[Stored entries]
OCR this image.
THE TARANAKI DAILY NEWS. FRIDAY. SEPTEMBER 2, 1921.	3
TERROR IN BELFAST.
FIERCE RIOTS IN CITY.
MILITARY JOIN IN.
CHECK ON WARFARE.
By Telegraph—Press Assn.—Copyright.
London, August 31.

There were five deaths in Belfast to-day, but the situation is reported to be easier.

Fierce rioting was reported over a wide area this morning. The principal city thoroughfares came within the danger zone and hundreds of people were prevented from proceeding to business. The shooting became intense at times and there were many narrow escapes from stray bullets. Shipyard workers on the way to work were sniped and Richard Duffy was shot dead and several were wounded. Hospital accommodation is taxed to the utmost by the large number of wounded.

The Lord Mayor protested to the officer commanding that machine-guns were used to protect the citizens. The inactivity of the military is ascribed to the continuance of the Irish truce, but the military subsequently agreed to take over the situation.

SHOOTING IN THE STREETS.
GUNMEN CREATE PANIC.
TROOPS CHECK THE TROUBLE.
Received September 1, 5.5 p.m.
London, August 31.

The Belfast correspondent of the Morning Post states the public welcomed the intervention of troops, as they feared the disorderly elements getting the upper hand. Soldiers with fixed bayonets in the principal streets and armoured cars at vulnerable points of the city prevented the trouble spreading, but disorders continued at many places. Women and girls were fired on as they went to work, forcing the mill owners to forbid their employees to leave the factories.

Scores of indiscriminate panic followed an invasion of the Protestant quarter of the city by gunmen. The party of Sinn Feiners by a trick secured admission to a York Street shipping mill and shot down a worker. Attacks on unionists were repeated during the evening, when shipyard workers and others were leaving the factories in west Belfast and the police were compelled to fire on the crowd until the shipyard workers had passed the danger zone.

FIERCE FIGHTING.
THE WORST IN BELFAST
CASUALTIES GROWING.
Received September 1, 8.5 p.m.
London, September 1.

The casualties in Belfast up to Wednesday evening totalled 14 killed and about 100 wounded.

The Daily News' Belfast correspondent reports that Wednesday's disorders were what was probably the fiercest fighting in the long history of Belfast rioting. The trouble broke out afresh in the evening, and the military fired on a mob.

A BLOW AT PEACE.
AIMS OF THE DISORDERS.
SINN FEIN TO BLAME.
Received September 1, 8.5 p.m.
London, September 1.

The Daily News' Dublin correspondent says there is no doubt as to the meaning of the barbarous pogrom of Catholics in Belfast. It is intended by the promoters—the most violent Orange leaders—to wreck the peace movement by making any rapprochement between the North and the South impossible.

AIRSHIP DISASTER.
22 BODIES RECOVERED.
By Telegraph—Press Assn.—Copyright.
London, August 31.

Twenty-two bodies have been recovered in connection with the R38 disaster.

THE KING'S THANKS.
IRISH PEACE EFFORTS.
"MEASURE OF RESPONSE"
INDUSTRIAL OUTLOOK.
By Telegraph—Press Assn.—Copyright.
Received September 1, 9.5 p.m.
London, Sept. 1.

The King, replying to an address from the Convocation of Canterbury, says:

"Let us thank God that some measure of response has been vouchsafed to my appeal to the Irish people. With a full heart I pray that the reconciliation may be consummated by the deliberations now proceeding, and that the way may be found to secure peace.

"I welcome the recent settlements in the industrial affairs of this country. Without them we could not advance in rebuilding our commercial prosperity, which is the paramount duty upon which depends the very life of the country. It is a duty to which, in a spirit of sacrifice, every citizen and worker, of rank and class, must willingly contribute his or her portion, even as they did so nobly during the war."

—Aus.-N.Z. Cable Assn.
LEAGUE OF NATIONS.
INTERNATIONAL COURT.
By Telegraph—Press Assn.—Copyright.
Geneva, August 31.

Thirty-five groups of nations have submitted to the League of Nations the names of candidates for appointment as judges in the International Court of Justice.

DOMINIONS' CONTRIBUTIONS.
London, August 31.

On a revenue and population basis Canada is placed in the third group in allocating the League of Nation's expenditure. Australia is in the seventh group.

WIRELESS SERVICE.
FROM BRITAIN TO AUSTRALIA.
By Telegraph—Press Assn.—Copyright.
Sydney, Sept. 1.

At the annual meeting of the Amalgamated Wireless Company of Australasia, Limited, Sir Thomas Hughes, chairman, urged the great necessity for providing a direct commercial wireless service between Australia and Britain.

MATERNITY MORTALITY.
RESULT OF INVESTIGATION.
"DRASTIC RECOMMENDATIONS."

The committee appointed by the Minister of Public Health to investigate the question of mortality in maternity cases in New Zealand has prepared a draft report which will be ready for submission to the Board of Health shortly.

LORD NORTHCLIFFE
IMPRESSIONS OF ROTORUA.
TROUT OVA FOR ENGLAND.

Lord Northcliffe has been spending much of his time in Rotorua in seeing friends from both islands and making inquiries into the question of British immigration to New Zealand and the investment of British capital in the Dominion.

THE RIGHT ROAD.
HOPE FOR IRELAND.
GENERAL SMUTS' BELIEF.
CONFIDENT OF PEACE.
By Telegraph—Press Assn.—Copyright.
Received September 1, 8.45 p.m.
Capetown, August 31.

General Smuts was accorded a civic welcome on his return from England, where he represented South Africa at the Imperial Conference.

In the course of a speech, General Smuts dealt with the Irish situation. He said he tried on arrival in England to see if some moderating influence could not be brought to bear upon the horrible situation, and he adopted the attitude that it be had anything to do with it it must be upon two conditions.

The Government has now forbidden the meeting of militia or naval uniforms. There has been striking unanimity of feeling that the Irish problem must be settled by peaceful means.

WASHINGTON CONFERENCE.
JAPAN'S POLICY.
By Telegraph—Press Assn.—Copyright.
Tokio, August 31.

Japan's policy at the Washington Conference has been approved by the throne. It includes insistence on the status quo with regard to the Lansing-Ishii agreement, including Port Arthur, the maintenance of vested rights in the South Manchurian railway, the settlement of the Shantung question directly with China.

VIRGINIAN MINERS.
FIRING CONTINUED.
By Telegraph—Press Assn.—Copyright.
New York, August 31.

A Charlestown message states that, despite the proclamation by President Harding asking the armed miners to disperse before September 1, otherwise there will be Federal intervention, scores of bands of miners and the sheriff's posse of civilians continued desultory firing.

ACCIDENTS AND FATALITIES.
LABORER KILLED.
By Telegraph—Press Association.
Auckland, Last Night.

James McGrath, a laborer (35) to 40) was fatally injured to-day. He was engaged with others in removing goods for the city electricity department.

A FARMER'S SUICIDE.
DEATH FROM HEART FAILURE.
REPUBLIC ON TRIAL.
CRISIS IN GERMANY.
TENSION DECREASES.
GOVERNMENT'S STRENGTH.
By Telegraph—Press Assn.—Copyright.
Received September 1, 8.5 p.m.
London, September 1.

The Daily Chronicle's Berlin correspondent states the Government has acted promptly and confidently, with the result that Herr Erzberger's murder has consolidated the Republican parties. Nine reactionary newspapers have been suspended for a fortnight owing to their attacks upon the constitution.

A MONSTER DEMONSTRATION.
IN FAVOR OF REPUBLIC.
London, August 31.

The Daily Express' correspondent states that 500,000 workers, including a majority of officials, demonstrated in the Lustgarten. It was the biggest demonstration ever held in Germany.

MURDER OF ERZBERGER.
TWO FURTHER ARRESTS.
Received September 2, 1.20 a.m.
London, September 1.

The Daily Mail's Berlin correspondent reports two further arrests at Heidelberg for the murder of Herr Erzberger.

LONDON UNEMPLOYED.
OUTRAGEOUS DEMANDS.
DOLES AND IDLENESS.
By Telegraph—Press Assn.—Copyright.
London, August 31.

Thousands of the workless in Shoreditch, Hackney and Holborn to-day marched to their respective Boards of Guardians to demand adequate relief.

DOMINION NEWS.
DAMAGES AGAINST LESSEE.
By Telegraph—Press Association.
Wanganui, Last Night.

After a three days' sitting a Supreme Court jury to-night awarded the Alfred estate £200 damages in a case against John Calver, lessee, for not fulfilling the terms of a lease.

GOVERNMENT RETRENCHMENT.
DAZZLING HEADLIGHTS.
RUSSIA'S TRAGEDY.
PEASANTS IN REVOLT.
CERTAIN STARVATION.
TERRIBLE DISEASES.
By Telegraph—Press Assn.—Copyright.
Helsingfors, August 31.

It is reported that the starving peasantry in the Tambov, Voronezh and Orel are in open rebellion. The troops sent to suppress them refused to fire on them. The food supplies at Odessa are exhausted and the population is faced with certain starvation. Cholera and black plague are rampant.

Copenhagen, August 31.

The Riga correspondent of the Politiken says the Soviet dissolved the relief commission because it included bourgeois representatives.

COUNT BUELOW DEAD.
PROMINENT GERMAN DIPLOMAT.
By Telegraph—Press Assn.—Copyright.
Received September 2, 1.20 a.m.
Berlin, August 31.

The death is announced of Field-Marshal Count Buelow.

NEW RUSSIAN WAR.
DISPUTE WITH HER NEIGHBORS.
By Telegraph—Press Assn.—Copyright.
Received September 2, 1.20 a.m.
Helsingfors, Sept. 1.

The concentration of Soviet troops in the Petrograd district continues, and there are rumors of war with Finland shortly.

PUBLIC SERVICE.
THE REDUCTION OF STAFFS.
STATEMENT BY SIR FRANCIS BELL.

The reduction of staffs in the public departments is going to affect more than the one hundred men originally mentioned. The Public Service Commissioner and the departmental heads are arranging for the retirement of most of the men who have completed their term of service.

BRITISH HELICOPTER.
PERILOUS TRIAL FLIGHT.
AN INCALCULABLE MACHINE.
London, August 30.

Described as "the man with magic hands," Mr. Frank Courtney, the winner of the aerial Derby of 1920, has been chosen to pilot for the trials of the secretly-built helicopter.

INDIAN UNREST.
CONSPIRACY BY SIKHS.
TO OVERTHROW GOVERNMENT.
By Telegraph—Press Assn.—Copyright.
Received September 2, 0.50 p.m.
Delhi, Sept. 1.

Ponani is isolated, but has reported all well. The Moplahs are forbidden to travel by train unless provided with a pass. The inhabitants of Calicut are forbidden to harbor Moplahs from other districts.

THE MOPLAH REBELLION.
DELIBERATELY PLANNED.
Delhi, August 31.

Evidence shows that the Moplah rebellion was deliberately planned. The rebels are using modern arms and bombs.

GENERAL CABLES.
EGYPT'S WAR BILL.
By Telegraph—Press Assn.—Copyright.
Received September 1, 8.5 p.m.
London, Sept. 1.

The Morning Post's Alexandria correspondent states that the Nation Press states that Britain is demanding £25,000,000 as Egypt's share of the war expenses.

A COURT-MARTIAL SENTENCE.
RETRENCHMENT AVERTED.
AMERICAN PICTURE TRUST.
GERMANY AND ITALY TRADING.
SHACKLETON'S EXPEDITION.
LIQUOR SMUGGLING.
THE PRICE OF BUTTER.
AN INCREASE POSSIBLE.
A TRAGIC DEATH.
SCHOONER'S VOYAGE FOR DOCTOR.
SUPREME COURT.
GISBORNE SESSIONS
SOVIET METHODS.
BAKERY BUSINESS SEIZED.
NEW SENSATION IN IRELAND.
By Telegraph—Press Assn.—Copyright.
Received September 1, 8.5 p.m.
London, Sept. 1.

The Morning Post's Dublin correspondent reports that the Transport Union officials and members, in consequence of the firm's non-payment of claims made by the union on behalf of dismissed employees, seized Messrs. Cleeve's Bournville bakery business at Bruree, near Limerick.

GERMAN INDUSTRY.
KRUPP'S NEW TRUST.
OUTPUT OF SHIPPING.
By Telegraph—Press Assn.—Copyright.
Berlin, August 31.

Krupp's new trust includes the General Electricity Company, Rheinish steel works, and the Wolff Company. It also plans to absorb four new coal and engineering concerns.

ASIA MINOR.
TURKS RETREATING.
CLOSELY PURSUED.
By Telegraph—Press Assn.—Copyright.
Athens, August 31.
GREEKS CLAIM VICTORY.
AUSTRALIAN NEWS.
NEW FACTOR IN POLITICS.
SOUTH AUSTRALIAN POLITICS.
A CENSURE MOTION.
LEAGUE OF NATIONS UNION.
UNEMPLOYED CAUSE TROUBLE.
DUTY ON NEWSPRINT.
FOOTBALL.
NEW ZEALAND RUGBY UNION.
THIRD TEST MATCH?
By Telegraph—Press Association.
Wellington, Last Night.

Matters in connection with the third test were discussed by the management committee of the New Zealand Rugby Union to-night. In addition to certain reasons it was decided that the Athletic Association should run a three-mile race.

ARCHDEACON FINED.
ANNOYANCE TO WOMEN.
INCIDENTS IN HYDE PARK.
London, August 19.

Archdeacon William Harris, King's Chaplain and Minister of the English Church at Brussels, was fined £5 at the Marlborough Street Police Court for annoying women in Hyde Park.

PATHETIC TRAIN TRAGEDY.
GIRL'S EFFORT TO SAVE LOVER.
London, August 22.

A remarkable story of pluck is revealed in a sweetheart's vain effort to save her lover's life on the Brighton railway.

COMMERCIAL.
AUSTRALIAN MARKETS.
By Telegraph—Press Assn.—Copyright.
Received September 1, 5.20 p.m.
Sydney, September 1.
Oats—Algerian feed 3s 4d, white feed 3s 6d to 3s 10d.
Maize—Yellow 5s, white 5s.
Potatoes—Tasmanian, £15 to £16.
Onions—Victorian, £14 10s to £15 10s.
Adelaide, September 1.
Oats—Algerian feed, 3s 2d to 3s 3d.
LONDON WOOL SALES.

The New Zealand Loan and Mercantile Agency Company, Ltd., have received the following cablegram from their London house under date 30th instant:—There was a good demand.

*INSTRUCTIONS FOR THE TASK*
Which lines hold the word "including"? Copy all of them.

*WRITTEN SOLUTION*
Japan's policy at the Washington Conference has been approved by the throne. It includes insistence on the status quo with regard to the Lansing-Ishii agreement, including Port Arthur, the maintenance of vested rights in the South Manchurian railway, the settlement of the Shantung question directly with China.
The Daily Express' correspondent states that 500,000 workers, including a majority of officials, demonstrated in the Lustgarten. It was the biggest demonstration ever held in Germany.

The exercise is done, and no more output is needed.